───── Items

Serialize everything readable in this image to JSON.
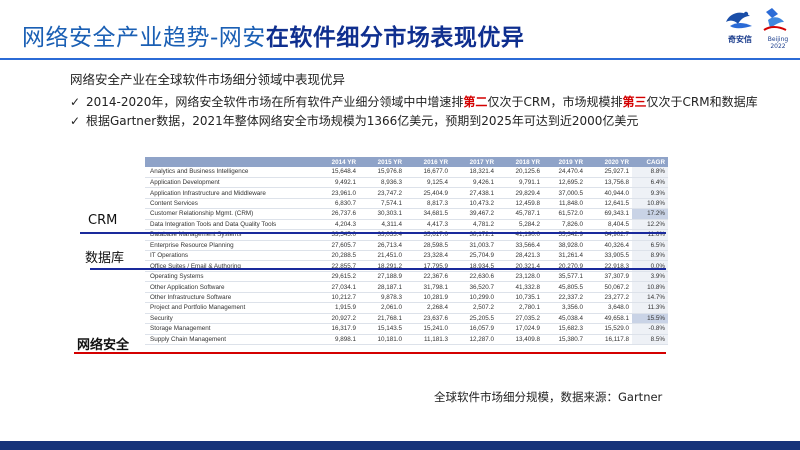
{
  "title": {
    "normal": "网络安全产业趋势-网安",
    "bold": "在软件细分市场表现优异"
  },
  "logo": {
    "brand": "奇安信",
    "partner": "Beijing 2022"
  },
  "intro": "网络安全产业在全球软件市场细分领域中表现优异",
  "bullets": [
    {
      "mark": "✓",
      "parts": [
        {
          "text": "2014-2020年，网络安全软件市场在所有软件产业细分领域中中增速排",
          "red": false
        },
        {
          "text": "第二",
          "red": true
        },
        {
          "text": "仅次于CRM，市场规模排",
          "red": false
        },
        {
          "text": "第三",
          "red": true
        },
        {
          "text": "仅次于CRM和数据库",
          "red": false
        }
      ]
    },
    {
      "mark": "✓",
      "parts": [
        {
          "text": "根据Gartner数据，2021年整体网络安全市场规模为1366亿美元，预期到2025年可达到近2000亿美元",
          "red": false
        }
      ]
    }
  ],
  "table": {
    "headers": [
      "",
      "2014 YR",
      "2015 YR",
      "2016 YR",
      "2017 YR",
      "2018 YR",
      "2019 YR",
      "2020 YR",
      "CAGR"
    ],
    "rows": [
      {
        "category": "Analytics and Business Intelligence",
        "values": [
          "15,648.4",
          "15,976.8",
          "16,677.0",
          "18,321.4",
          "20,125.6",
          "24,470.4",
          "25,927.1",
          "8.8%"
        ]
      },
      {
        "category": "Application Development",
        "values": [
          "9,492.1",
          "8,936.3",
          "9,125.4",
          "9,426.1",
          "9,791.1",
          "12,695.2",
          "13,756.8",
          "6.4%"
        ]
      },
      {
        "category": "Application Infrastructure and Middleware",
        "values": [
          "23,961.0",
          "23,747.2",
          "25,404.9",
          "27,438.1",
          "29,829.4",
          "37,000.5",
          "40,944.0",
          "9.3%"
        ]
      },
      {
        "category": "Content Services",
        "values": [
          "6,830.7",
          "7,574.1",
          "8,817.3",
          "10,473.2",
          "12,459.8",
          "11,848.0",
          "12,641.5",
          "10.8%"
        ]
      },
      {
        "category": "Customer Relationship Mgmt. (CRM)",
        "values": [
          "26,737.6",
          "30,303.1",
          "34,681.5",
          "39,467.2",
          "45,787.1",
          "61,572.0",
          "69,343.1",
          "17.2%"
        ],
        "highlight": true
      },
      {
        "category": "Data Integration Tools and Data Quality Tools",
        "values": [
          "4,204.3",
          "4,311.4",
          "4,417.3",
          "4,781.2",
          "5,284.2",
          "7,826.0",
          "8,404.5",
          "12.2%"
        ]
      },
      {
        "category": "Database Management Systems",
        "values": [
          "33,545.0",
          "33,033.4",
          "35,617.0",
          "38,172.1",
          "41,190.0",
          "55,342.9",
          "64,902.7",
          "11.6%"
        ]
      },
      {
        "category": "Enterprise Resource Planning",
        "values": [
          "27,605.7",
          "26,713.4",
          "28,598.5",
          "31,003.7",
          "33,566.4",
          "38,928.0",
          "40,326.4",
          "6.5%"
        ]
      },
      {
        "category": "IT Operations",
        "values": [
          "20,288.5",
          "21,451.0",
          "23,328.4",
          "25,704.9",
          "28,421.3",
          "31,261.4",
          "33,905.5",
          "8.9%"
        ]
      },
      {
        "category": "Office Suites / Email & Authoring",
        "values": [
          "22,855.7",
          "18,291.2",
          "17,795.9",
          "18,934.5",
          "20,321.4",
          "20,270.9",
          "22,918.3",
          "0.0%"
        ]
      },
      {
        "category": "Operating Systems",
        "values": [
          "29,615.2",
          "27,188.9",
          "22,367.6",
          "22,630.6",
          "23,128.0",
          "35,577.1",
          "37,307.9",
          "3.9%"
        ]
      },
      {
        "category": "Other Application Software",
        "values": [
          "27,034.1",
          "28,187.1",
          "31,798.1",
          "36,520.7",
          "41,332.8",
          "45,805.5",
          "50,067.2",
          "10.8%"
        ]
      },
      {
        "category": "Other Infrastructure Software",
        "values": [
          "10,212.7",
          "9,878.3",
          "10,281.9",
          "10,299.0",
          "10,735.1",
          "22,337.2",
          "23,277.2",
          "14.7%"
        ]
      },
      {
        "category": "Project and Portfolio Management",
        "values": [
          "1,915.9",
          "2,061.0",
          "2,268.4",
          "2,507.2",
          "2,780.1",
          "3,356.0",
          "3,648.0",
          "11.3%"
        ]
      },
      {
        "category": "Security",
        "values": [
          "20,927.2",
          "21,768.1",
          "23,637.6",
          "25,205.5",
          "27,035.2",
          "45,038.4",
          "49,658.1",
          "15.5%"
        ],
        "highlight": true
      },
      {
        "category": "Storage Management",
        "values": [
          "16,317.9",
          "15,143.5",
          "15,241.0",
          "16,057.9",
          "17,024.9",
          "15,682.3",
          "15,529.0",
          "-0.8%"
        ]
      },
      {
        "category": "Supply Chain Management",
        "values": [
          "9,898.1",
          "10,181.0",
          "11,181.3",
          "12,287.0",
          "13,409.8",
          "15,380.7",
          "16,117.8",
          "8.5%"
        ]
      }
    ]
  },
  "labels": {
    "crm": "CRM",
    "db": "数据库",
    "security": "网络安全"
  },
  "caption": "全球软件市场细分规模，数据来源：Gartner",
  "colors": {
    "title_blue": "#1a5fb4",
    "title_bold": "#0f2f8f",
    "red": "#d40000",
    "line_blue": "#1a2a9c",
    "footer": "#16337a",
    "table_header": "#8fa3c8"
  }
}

──────────

* **Instructions for the task**
Reproduce the entries above word for word. Pictures stay out.

* **Exercise response**
Serialize everything readable in this image to JSON.
{
  "title": {
    "normal": "网络安全产业趋势-网安",
    "bold": "在软件细分市场表现优异"
  },
  "logo": {
    "brand": "奇安信",
    "partner": "Beijing 2022"
  },
  "intro": "网络安全产业在全球软件市场细分领域中表现优异",
  "bullets": [
    {
      "mark": "✓",
      "parts": [
        {
          "text": "2014-2020年，网络安全软件市场在所有软件产业细分领域中中增速排",
          "red": false
        },
        {
          "text": "第二",
          "red": true
        },
        {
          "text": "仅次于CRM，市场规模排",
          "red": false
        },
        {
          "text": "第三",
          "red": true
        },
        {
          "text": "仅次于CRM和数据库",
          "red": false
        }
      ]
    },
    {
      "mark": "✓",
      "parts": [
        {
          "text": "根据Gartner数据，2021年整体网络安全市场规模为1366亿美元，预期到2025年可达到近2000亿美元",
          "red": false
        }
      ]
    }
  ],
  "table": {
    "headers": [
      "",
      "2014 YR",
      "2015 YR",
      "2016 YR",
      "2017 YR",
      "2018 YR",
      "2019 YR",
      "2020 YR",
      "CAGR"
    ],
    "rows": [
      {
        "category": "Analytics and Business Intelligence",
        "values": [
          "15,648.4",
          "15,976.8",
          "16,677.0",
          "18,321.4",
          "20,125.6",
          "24,470.4",
          "25,927.1",
          "8.8%"
        ]
      },
      {
        "category": "Application Development",
        "values": [
          "9,492.1",
          "8,936.3",
          "9,125.4",
          "9,426.1",
          "9,791.1",
          "12,695.2",
          "13,756.8",
          "6.4%"
        ]
      },
      {
        "category": "Application Infrastructure and Middleware",
        "values": [
          "23,961.0",
          "23,747.2",
          "25,404.9",
          "27,438.1",
          "29,829.4",
          "37,000.5",
          "40,944.0",
          "9.3%"
        ]
      },
      {
        "category": "Content Services",
        "values": [
          "6,830.7",
          "7,574.1",
          "8,817.3",
          "10,473.2",
          "12,459.8",
          "11,848.0",
          "12,641.5",
          "10.8%"
        ]
      },
      {
        "category": "Customer Relationship Mgmt. (CRM)",
        "values": [
          "26,737.6",
          "30,303.1",
          "34,681.5",
          "39,467.2",
          "45,787.1",
          "61,572.0",
          "69,343.1",
          "17.2%"
        ],
        "highlight": true
      },
      {
        "category": "Data Integration Tools and Data Quality Tools",
        "values": [
          "4,204.3",
          "4,311.4",
          "4,417.3",
          "4,781.2",
          "5,284.2",
          "7,826.0",
          "8,404.5",
          "12.2%"
        ]
      },
      {
        "category": "Database Management Systems",
        "values": [
          "33,545.0",
          "33,033.4",
          "35,617.0",
          "38,172.1",
          "41,190.0",
          "55,342.9",
          "64,902.7",
          "11.6%"
        ]
      },
      {
        "category": "Enterprise Resource Planning",
        "values": [
          "27,605.7",
          "26,713.4",
          "28,598.5",
          "31,003.7",
          "33,566.4",
          "38,928.0",
          "40,326.4",
          "6.5%"
        ]
      },
      {
        "category": "IT Operations",
        "values": [
          "20,288.5",
          "21,451.0",
          "23,328.4",
          "25,704.9",
          "28,421.3",
          "31,261.4",
          "33,905.5",
          "8.9%"
        ]
      },
      {
        "category": "Office Suites / Email & Authoring",
        "values": [
          "22,855.7",
          "18,291.2",
          "17,795.9",
          "18,934.5",
          "20,321.4",
          "20,270.9",
          "22,918.3",
          "0.0%"
        ]
      },
      {
        "category": "Operating Systems",
        "values": [
          "29,615.2",
          "27,188.9",
          "22,367.6",
          "22,630.6",
          "23,128.0",
          "35,577.1",
          "37,307.9",
          "3.9%"
        ]
      },
      {
        "category": "Other Application Software",
        "values": [
          "27,034.1",
          "28,187.1",
          "31,798.1",
          "36,520.7",
          "41,332.8",
          "45,805.5",
          "50,067.2",
          "10.8%"
        ]
      },
      {
        "category": "Other Infrastructure Software",
        "values": [
          "10,212.7",
          "9,878.3",
          "10,281.9",
          "10,299.0",
          "10,735.1",
          "22,337.2",
          "23,277.2",
          "14.7%"
        ]
      },
      {
        "category": "Project and Portfolio Management",
        "values": [
          "1,915.9",
          "2,061.0",
          "2,268.4",
          "2,507.2",
          "2,780.1",
          "3,356.0",
          "3,648.0",
          "11.3%"
        ]
      },
      {
        "category": "Security",
        "values": [
          "20,927.2",
          "21,768.1",
          "23,637.6",
          "25,205.5",
          "27,035.2",
          "45,038.4",
          "49,658.1",
          "15.5%"
        ],
        "highlight": true
      },
      {
        "category": "Storage Management",
        "values": [
          "16,317.9",
          "15,143.5",
          "15,241.0",
          "16,057.9",
          "17,024.9",
          "15,682.3",
          "15,529.0",
          "-0.8%"
        ]
      },
      {
        "category": "Supply Chain Management",
        "values": [
          "9,898.1",
          "10,181.0",
          "11,181.3",
          "12,287.0",
          "13,409.8",
          "15,380.7",
          "16,117.8",
          "8.5%"
        ]
      }
    ]
  },
  "labels": {
    "crm": "CRM",
    "db": "数据库",
    "security": "网络安全"
  },
  "caption": "全球软件市场细分规模，数据来源：Gartner",
  "colors": {
    "title_blue": "#1a5fb4",
    "title_bold": "#0f2f8f",
    "red": "#d40000",
    "line_blue": "#1a2a9c",
    "footer": "#16337a",
    "table_header": "#8fa3c8"
  }
}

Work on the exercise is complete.